Select the lines of the records containing the word "right" and list them.

^^^^^^^^^^^^^^^^

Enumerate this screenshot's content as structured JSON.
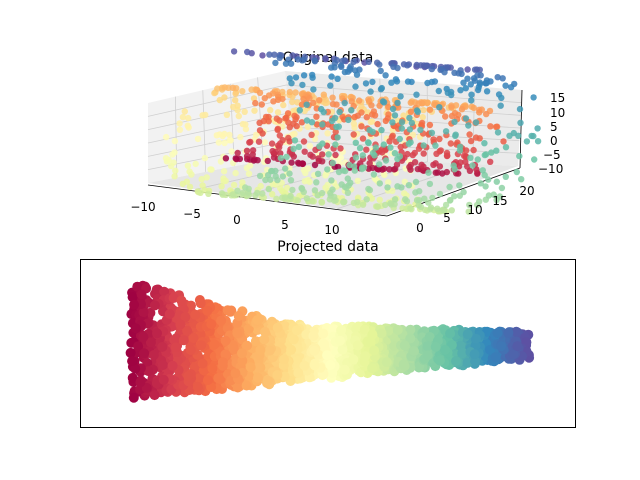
{
  "figure": {
    "colormap": "Spectral",
    "colormap_stops": [
      "#9e0142",
      "#d53e4f",
      "#f46d43",
      "#fdae61",
      "#fee08b",
      "#ffffbf",
      "#e6f598",
      "#abdda4",
      "#66c2a5",
      "#3288bd",
      "#5e4fa2"
    ]
  },
  "chart_data": [
    {
      "type": "scatter",
      "projection": "3d",
      "title": "Original data",
      "shape": "swiss roll",
      "x_ticks": [
        "−10",
        "−5",
        "0",
        "5",
        "10"
      ],
      "y_ticks": [
        "0",
        "5",
        "10",
        "15",
        "20"
      ],
      "z_ticks": [
        "15",
        "10",
        "5",
        "0",
        "−5",
        "−10"
      ],
      "xlim": [
        -11,
        14
      ],
      "ylim": [
        0,
        21
      ],
      "zlim": [
        -11,
        15
      ],
      "grid": true,
      "color_by": "position along roll (red at inner end, purple at outer end)"
    },
    {
      "type": "scatter",
      "title": "Projected data",
      "x_ticks": [],
      "y_ticks": [],
      "grid": false,
      "color_by": "same colors as original data, gradient red (left) to purple (right)"
    }
  ]
}
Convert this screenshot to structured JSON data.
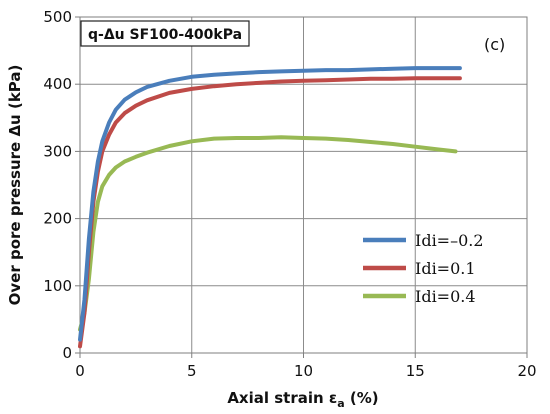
{
  "chart_data": {
    "type": "line",
    "title": "q-Δu SF100-400kPa",
    "panel_label": "(c)",
    "xlabel": "Axial strain ε",
    "xlabel_sub": "a",
    "xlabel_unit": " (%)",
    "ylabel": "Over pore pressure Δu (kPa)",
    "xlim": [
      0,
      20
    ],
    "ylim": [
      0,
      500
    ],
    "xticks": [
      0,
      5,
      10,
      15,
      20
    ],
    "yticks": [
      0,
      100,
      200,
      300,
      400,
      500
    ],
    "xtick_labels": [
      "0",
      "5",
      "10",
      "15",
      "20"
    ],
    "ytick_labels": [
      "0",
      "100",
      "200",
      "300",
      "400",
      "500"
    ],
    "grid": true,
    "legend_position": "lower-right",
    "series": [
      {
        "name": "Idi=–0.2",
        "color": "#4a7ebb",
        "x": [
          0,
          0.2,
          0.4,
          0.6,
          0.8,
          1.0,
          1.3,
          1.6,
          2.0,
          2.5,
          3.0,
          4.0,
          5.0,
          6.0,
          7.0,
          8.0,
          9.0,
          10.0,
          11.0,
          12.0,
          13.0,
          14.0,
          15.0,
          16.0,
          17.0
        ],
        "y": [
          20,
          80,
          170,
          240,
          285,
          315,
          343,
          362,
          377,
          388,
          396,
          405,
          411,
          414,
          416,
          418,
          419,
          420,
          421,
          421,
          422,
          423,
          424,
          424,
          424
        ]
      },
      {
        "name": "Idi=0.1",
        "color": "#be4b48",
        "x": [
          0,
          0.2,
          0.4,
          0.6,
          0.8,
          1.0,
          1.3,
          1.6,
          2.0,
          2.5,
          3.0,
          4.0,
          5.0,
          6.0,
          7.0,
          8.0,
          9.0,
          10.0,
          11.0,
          12.0,
          13.0,
          14.0,
          15.0,
          16.0,
          17.0
        ],
        "y": [
          10,
          60,
          150,
          225,
          270,
          300,
          325,
          343,
          357,
          368,
          376,
          387,
          393,
          397,
          400,
          402,
          404,
          405,
          406,
          407,
          408,
          408,
          409,
          409,
          409
        ]
      },
      {
        "name": "Idi=0.4",
        "color": "#98b954",
        "x": [
          0,
          0.2,
          0.4,
          0.6,
          0.8,
          1.0,
          1.3,
          1.6,
          2.0,
          2.5,
          3.0,
          4.0,
          5.0,
          6.0,
          7.0,
          8.0,
          9.0,
          10.0,
          11.0,
          12.0,
          13.0,
          14.0,
          15.0,
          16.0,
          16.8
        ],
        "y": [
          35,
          60,
          110,
          180,
          225,
          248,
          265,
          276,
          285,
          292,
          298,
          308,
          315,
          319,
          320,
          320,
          321,
          320,
          319,
          317,
          314,
          311,
          307,
          303,
          300
        ]
      }
    ]
  }
}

^^^^^^^^^^^^^^^^

**Reply**
      "color_by": "same colors as original data, gradient red (left) to purple (right)"
    "legend_position": "lower-right",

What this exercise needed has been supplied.